- **Dataset content**:
★ ★ ★ ★

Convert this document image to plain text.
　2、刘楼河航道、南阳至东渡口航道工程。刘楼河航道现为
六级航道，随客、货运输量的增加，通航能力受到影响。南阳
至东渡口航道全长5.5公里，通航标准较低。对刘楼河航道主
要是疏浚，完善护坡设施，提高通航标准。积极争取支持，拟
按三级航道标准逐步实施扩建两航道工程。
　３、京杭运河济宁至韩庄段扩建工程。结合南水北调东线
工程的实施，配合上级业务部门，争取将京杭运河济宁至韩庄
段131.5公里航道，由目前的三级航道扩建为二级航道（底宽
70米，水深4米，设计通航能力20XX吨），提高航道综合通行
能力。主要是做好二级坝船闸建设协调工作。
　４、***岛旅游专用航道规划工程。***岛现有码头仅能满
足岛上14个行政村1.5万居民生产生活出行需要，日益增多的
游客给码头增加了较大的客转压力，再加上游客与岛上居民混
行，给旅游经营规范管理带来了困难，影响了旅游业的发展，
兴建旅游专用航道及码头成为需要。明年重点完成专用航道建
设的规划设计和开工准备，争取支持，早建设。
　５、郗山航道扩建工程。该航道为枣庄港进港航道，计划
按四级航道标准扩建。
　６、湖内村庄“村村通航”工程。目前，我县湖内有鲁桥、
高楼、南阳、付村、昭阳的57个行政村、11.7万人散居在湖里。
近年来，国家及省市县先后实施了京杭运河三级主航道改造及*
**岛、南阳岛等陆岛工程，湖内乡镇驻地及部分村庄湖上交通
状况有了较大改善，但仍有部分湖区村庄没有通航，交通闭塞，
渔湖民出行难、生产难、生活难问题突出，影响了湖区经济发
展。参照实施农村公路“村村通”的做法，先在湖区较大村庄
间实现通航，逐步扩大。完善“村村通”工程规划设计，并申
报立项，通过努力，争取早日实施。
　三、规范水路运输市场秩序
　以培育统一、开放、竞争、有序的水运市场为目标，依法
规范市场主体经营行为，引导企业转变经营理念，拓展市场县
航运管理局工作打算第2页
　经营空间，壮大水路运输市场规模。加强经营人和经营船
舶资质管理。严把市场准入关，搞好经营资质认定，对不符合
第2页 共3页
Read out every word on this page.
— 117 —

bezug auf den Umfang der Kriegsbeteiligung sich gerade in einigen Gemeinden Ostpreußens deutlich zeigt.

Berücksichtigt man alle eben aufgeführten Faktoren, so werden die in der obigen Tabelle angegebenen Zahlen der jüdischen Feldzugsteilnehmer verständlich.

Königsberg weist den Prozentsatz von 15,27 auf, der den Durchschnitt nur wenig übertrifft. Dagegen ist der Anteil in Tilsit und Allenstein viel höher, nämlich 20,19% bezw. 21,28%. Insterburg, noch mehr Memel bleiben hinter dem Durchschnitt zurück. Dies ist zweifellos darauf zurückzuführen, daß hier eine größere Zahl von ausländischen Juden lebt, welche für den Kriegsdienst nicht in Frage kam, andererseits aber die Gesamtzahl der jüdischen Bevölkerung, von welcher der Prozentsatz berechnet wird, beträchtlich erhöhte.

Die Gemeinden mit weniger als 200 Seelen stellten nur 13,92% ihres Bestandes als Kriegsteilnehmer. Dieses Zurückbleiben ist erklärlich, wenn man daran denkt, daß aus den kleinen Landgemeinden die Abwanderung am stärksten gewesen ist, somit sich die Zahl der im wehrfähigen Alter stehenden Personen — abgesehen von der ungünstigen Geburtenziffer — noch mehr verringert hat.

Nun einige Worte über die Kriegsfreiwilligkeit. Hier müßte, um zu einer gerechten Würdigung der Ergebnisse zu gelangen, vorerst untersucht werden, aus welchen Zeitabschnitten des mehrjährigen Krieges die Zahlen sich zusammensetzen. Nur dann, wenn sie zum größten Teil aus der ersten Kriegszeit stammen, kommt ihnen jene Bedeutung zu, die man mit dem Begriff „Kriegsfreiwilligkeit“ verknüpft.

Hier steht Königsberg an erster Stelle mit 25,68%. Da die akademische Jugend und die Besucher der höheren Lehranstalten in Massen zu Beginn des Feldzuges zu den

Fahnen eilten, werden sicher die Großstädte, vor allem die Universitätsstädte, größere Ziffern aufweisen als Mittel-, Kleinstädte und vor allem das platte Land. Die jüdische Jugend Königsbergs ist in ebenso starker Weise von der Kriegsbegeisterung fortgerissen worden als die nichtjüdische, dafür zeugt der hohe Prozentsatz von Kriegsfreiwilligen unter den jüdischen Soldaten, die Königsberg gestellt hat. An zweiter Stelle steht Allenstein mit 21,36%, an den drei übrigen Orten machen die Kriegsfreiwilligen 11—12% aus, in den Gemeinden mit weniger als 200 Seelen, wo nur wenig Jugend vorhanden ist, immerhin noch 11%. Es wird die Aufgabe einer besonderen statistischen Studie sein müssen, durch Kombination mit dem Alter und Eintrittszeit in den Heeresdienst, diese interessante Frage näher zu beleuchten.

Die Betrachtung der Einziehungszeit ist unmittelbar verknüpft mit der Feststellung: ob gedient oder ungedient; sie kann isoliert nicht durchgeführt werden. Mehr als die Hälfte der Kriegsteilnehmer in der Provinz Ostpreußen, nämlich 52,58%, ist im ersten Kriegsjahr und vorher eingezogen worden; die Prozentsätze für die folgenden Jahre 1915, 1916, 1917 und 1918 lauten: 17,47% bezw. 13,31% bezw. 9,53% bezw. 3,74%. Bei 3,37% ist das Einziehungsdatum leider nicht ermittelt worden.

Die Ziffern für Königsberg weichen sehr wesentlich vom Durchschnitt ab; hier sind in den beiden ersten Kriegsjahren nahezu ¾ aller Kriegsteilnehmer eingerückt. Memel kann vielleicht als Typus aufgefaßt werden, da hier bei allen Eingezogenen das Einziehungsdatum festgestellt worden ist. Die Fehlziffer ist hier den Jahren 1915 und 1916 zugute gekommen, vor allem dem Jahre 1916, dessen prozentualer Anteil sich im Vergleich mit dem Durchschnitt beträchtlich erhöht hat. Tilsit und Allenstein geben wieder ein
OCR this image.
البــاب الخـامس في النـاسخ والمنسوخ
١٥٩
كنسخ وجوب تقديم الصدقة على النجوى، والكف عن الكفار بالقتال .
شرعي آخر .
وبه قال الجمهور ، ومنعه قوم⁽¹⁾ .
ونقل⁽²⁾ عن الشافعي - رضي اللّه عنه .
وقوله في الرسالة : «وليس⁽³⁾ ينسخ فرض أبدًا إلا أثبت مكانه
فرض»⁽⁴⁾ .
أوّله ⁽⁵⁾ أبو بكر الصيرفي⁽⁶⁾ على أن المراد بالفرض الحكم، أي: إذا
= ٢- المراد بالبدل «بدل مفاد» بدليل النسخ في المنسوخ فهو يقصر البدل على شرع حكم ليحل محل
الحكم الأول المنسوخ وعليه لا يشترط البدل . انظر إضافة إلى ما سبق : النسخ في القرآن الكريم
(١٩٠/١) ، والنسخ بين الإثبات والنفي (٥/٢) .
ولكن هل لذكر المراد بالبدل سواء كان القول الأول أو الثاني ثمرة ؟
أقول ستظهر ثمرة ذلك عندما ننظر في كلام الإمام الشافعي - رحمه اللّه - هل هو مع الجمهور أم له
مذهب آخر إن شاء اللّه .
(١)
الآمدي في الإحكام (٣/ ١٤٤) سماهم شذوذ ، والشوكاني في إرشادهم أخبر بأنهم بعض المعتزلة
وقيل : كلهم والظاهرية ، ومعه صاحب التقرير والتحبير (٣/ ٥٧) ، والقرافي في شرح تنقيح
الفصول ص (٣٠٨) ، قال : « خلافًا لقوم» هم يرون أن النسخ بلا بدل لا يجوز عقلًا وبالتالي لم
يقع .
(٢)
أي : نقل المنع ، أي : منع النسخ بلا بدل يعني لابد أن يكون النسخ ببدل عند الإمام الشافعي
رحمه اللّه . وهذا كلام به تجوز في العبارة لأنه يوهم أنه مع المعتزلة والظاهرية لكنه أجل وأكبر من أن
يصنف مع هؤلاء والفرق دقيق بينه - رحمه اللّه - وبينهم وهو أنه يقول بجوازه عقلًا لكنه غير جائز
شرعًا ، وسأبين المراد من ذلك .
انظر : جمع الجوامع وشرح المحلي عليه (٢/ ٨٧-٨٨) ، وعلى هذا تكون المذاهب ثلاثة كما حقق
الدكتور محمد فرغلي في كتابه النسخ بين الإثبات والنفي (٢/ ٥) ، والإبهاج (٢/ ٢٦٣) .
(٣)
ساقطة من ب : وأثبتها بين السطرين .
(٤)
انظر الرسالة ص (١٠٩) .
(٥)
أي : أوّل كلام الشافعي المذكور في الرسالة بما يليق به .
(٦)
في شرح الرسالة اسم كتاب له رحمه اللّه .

★ ★ ★ ★

- **Exercise directions**: Tally the lines in the entries above that hold the word "einer". Reply with nothing but that count.

- **Solution to this exercise**: 2